Dataset items:
* Start *
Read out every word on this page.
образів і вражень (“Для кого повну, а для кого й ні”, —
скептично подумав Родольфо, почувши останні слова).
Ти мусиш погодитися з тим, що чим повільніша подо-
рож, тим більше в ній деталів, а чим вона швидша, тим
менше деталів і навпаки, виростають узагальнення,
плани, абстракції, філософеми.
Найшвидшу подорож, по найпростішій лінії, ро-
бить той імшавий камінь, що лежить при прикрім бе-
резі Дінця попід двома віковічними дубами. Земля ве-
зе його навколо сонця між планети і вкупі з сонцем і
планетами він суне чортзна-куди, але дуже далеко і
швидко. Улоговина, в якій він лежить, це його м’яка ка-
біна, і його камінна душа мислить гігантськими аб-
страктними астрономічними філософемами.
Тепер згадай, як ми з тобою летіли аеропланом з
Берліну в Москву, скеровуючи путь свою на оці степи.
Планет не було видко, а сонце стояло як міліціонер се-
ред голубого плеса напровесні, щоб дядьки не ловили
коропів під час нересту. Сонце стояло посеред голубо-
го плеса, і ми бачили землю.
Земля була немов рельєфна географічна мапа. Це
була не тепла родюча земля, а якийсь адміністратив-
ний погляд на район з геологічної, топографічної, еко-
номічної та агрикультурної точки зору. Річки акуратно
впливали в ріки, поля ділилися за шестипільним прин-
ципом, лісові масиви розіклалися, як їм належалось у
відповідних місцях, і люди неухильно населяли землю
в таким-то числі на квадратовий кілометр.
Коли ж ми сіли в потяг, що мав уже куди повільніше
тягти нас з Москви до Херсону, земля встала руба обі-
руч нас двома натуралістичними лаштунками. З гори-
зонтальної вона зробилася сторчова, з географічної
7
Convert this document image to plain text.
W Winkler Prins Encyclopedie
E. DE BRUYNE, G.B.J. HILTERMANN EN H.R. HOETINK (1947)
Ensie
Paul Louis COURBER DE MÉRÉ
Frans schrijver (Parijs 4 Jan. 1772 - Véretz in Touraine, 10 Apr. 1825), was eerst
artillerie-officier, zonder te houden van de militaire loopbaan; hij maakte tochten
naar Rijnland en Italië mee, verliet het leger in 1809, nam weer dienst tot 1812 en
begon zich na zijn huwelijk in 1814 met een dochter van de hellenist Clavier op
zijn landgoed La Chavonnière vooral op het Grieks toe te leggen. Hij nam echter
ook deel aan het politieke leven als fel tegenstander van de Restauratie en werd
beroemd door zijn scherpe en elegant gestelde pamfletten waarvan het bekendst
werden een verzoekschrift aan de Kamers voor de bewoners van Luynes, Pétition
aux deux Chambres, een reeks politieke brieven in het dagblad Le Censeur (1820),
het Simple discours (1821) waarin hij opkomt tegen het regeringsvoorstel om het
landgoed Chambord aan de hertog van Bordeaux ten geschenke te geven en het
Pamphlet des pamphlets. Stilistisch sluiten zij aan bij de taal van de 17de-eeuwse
* End *
● PROMPT
Please list every line of the records that contains "landgoed".

● SOLVED EXERCISE
zijn landgoed La Chavonnière vooral op het Grieks toe te leggen. Hij nam echter
landgoed Chambord aan de hertog van Bordeaux ten geschenke te geven en het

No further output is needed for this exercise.